Written task:
Please transcribe the listing below in full and word for word, without its pictures.

Figure dataset records
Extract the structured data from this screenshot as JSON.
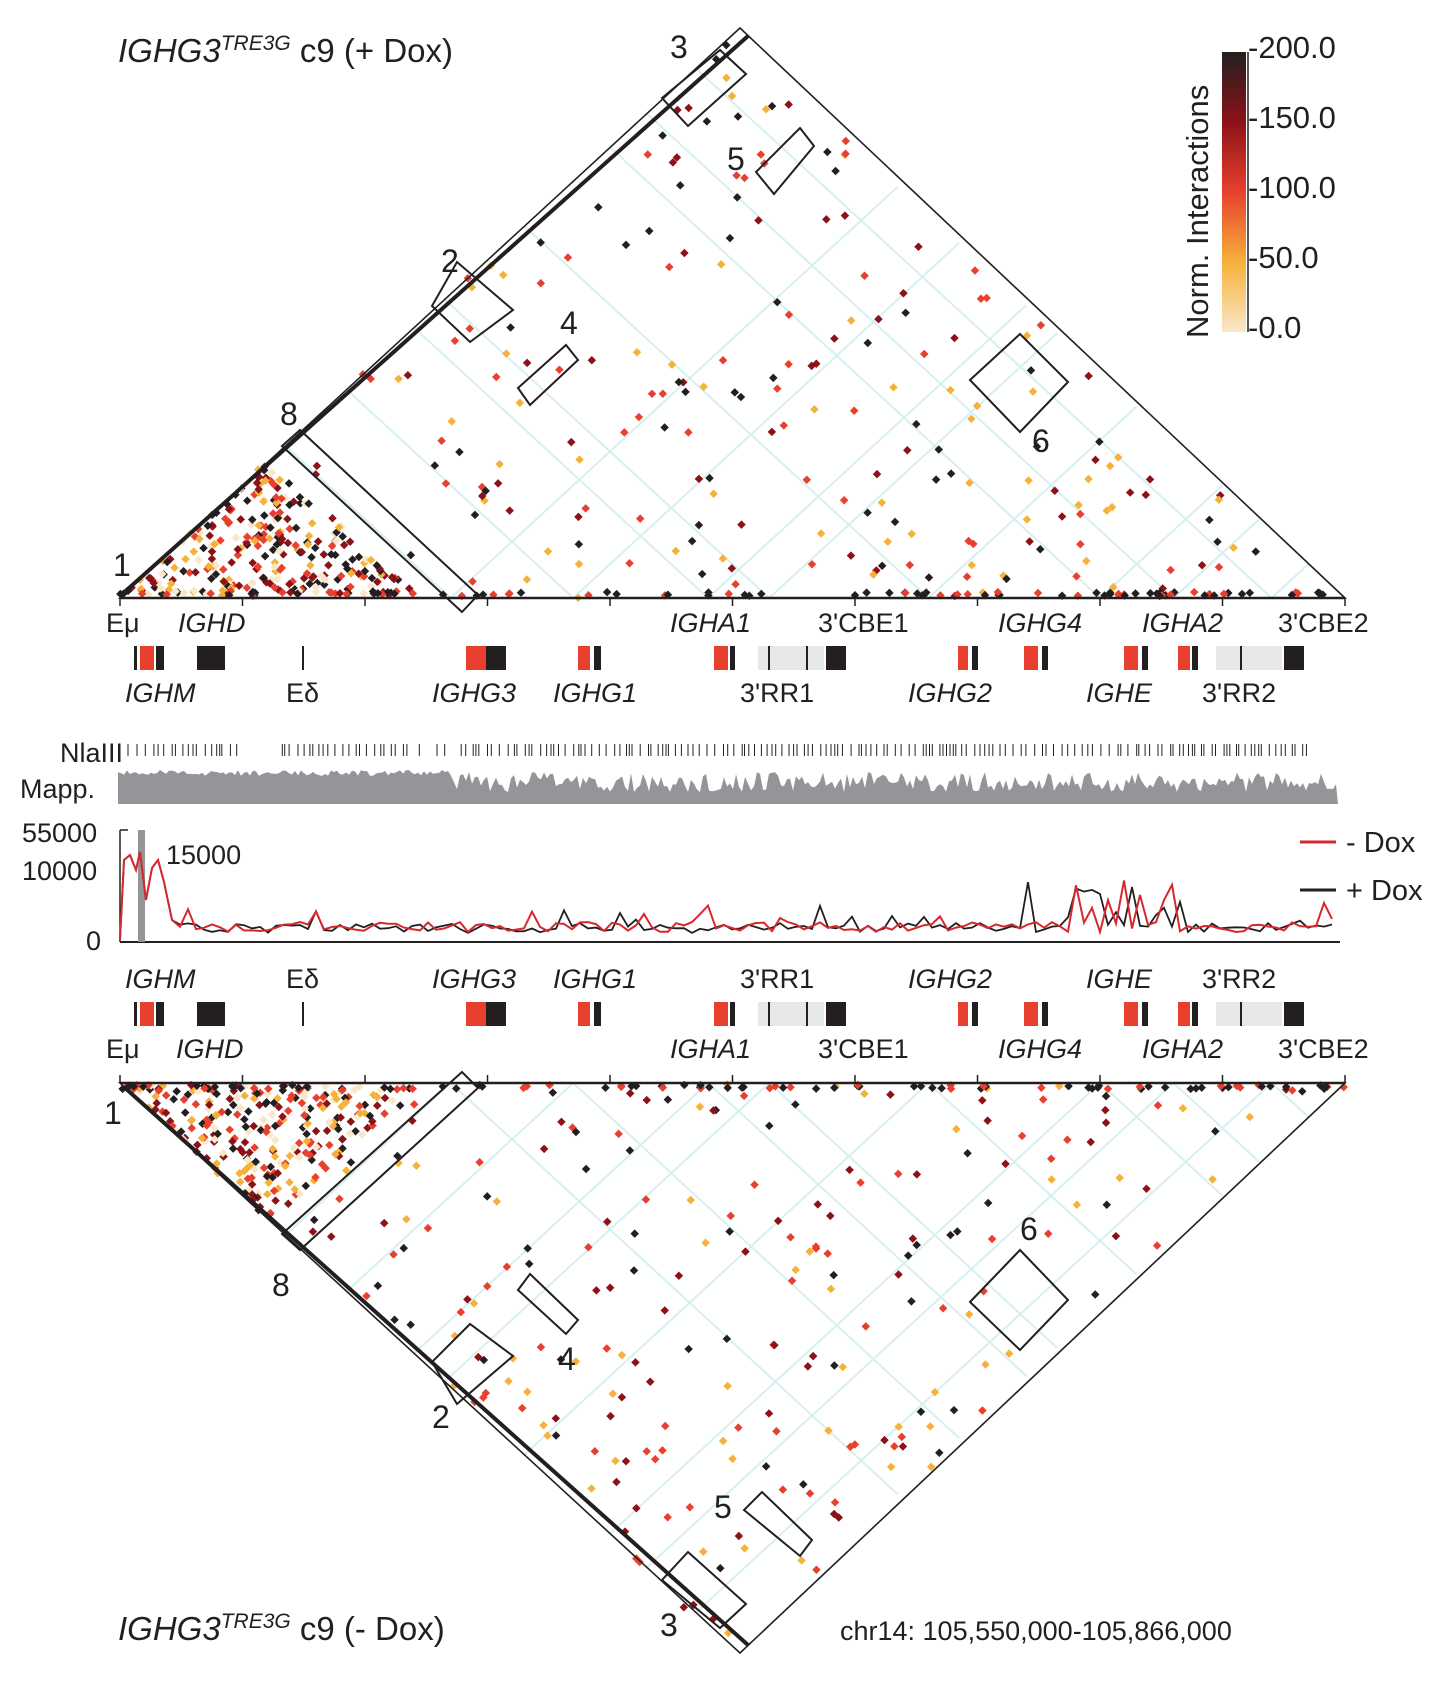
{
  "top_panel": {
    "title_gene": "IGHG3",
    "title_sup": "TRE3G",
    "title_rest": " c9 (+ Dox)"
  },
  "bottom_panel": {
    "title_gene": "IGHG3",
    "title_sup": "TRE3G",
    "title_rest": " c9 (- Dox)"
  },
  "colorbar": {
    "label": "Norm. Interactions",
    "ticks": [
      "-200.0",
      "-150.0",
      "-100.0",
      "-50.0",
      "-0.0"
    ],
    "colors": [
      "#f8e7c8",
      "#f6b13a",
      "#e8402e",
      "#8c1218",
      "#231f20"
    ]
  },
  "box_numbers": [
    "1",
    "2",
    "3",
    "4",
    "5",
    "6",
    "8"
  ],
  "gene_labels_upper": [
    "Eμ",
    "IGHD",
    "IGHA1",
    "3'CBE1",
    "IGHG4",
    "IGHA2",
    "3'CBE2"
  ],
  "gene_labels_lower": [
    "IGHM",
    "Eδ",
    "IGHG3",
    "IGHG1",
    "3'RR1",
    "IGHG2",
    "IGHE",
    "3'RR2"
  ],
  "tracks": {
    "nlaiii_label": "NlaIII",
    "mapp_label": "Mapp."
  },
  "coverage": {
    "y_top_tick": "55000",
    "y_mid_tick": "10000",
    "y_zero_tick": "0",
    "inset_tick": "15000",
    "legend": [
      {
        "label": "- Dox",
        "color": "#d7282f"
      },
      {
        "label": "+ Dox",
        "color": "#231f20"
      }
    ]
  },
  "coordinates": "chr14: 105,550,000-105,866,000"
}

Exercise response:
Extract the structured data from this screenshot as JSON.
{
  "top_panel": {
    "title_gene": "IGHG3",
    "title_sup": "TRE3G",
    "title_rest": " c9 (+ Dox)"
  },
  "bottom_panel": {
    "title_gene": "IGHG3",
    "title_sup": "TRE3G",
    "title_rest": " c9 (- Dox)"
  },
  "colorbar": {
    "label": "Norm. Interactions",
    "ticks": [
      "-200.0",
      "-150.0",
      "-100.0",
      "-50.0",
      "-0.0"
    ],
    "colors": [
      "#f8e7c8",
      "#f6b13a",
      "#e8402e",
      "#8c1218",
      "#231f20"
    ]
  },
  "box_numbers": [
    "1",
    "2",
    "3",
    "4",
    "5",
    "6",
    "8"
  ],
  "gene_labels_upper": [
    "Eμ",
    "IGHD",
    "IGHA1",
    "3'CBE1",
    "IGHG4",
    "IGHA2",
    "3'CBE2"
  ],
  "gene_labels_lower": [
    "IGHM",
    "Eδ",
    "IGHG3",
    "IGHG1",
    "3'RR1",
    "IGHG2",
    "IGHE",
    "3'RR2"
  ],
  "tracks": {
    "nlaiii_label": "NlaIII",
    "mapp_label": "Mapp."
  },
  "coverage": {
    "y_top_tick": "55000",
    "y_mid_tick": "10000",
    "y_zero_tick": "0",
    "inset_tick": "15000",
    "legend": [
      {
        "label": "- Dox",
        "color": "#d7282f"
      },
      {
        "label": "+ Dox",
        "color": "#231f20"
      }
    ]
  },
  "coordinates": "chr14: 105,550,000-105,866,000"
}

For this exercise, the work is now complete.